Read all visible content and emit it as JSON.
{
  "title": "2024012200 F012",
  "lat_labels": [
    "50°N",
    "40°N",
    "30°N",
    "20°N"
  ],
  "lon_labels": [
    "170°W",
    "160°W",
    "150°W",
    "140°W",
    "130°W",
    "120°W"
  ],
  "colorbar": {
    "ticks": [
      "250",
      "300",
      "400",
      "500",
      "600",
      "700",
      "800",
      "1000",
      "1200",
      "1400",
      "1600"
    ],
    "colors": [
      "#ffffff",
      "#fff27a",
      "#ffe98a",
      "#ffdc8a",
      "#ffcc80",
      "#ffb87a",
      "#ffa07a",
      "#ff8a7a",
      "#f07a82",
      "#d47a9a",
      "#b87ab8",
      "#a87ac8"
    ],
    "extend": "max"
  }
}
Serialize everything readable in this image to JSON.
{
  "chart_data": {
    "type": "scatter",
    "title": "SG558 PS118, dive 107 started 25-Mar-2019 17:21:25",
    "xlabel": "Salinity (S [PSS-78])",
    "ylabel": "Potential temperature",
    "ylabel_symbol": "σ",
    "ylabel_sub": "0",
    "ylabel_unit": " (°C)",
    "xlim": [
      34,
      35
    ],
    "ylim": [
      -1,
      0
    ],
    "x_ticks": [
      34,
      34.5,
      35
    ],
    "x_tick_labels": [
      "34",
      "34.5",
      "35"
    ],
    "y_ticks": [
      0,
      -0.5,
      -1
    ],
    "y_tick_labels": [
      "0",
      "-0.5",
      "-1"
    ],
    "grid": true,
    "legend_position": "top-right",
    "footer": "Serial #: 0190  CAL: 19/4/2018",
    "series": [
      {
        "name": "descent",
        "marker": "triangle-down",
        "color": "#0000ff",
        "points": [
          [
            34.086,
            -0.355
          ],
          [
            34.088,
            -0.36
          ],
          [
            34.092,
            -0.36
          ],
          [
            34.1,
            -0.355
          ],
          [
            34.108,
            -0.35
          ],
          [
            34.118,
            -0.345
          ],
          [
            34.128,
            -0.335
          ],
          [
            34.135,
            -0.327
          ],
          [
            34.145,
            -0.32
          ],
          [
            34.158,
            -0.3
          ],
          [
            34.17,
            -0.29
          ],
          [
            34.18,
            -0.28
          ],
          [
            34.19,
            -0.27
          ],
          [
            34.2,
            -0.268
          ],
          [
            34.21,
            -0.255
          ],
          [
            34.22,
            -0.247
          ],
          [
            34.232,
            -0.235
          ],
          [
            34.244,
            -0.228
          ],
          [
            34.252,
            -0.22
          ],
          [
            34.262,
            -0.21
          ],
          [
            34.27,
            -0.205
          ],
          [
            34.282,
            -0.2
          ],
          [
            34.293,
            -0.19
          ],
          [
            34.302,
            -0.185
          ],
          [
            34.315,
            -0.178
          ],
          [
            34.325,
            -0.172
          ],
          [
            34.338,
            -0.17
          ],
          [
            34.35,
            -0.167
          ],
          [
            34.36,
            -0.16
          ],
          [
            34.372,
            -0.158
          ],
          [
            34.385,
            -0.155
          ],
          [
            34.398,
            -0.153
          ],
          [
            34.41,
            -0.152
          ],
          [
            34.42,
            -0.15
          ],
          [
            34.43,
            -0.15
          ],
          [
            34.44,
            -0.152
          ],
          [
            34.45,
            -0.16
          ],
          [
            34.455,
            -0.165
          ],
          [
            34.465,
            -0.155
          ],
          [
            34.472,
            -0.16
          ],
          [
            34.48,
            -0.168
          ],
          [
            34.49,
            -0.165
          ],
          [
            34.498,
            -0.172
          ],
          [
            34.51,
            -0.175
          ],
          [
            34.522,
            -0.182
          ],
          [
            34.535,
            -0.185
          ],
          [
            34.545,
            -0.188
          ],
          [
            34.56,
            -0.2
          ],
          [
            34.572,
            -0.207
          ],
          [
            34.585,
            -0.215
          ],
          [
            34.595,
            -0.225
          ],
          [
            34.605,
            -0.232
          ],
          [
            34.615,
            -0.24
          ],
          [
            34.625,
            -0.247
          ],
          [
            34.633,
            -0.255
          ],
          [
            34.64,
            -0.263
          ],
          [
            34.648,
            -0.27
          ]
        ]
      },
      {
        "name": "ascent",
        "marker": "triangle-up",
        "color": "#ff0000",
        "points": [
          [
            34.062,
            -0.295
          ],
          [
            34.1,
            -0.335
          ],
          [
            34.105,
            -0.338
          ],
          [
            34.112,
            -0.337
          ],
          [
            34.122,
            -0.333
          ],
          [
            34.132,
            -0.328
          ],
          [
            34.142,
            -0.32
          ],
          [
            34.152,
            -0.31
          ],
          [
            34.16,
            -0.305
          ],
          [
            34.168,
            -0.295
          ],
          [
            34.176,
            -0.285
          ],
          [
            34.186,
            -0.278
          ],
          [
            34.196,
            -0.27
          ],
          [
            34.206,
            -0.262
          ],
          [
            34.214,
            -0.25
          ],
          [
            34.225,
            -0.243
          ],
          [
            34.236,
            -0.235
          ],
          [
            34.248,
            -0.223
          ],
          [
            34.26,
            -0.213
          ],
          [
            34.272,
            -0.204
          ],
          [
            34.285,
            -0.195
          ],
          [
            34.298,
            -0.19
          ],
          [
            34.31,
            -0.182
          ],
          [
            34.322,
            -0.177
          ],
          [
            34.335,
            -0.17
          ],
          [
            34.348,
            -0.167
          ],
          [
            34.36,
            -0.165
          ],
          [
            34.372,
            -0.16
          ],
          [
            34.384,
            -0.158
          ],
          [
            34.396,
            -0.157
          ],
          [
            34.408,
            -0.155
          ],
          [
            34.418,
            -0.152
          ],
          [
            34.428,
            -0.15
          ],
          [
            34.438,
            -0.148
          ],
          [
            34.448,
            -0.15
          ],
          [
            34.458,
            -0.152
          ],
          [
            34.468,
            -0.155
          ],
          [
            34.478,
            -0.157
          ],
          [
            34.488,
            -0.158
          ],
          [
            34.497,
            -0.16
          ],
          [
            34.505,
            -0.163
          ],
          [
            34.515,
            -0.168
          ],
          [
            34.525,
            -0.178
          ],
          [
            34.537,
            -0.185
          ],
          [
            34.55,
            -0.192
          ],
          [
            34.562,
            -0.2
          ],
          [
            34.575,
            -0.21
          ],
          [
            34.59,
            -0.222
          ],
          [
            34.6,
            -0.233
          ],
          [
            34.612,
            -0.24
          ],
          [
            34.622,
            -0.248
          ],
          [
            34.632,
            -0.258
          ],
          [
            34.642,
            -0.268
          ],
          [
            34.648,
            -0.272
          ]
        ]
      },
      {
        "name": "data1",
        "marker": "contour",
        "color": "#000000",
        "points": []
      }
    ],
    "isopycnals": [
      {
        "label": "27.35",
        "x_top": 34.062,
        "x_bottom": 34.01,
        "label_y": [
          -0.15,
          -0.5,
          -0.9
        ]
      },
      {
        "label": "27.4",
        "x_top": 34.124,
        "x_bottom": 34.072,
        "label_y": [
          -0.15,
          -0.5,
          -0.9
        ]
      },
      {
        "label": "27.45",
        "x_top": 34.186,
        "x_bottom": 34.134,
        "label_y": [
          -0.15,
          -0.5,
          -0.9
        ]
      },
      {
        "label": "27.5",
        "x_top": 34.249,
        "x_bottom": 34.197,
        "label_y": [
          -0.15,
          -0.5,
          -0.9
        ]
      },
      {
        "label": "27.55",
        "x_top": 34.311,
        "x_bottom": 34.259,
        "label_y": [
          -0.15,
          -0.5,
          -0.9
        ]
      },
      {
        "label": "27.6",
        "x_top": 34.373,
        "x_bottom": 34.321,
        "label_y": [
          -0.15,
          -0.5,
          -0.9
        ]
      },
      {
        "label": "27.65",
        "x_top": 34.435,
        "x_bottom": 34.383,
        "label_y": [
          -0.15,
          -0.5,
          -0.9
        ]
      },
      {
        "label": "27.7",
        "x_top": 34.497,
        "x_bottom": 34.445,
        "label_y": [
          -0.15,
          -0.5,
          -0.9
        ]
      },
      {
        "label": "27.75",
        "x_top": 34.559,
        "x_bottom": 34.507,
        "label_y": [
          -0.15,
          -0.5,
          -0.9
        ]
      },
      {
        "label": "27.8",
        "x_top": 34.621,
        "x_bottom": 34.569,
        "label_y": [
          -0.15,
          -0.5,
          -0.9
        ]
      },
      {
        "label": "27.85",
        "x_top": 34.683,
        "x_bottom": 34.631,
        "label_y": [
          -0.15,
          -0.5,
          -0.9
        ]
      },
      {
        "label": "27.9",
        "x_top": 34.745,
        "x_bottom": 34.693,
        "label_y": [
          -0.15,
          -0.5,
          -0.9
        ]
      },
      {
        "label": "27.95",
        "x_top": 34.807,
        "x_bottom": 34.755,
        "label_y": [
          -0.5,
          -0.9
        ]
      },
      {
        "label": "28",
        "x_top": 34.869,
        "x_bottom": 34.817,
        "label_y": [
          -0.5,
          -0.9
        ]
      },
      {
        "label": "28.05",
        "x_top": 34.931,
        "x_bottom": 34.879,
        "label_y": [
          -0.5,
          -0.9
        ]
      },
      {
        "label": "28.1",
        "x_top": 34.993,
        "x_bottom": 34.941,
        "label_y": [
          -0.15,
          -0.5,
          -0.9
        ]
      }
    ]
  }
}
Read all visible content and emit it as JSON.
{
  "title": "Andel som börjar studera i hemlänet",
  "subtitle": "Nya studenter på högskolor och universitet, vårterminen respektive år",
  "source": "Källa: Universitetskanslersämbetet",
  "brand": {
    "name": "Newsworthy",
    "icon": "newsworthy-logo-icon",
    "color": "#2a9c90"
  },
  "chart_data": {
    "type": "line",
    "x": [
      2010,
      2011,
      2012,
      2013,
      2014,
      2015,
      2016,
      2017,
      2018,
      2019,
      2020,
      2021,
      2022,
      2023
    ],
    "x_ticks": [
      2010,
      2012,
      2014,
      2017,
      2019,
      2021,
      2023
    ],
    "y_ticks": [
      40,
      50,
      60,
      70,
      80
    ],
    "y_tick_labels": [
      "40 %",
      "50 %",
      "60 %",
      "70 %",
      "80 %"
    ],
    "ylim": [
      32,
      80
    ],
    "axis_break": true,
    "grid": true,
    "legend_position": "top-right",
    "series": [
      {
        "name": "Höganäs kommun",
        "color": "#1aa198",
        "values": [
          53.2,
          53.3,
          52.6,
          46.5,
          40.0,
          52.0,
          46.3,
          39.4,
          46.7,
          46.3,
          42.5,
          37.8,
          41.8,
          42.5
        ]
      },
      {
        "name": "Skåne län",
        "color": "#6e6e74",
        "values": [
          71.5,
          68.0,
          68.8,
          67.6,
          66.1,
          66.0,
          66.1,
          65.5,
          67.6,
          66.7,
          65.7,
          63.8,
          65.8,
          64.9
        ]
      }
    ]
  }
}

★ ★ ★

Aim: Locate the lines above that hold the word "name". Show every one of them.

Exercise response:
        "name": "descent",
        "name": "ascent",
        "name": "data1",
    "name": "Newsworthy",
        "name": "Höganäs kommun",
        "name": "Skåne län",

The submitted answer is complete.